## Job
Below are some records; reproduce every one of them exactly.

-- begin Supplied records --

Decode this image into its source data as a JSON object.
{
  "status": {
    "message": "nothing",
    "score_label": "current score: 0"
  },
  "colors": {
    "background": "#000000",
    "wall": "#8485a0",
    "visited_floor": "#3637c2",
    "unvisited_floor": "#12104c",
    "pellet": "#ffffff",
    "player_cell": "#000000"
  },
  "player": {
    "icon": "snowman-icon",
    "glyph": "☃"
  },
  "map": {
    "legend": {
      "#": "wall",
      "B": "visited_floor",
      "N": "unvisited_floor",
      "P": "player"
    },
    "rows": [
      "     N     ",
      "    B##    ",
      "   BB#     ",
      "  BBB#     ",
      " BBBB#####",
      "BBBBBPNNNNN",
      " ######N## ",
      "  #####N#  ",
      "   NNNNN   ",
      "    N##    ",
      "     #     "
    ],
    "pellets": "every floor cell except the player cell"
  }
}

-- end Supplied records --

## Expected answer
Decode this image into its source data as a JSON object.
{
  "status": {
    "message": "nothing",
    "score_label": "current score: 0"
  },
  "colors": {
    "background": "#000000",
    "wall": "#8485a0",
    "visited_floor": "#3637c2",
    "unvisited_floor": "#12104c",
    "pellet": "#ffffff",
    "player_cell": "#000000"
  },
  "player": {
    "icon": "snowman-icon",
    "glyph": "☃"
  },
  "map": {
    "legend": {
      "#": "wall",
      "B": "visited_floor",
      "N": "unvisited_floor",
      "P": "player"
    },
    "rows": [
      "     N     ",
      "    B##    ",
      "   BB#     ",
      "  BBB#     ",
      " BBBB#####",
      "BBBBBPNNNNN",
      " ######N## ",
      "  #####N#  ",
      "   NNNNN   ",
      "    N##    ",
      "     #     "
    ],
    "pellets": "every floor cell except the player cell"
  }
}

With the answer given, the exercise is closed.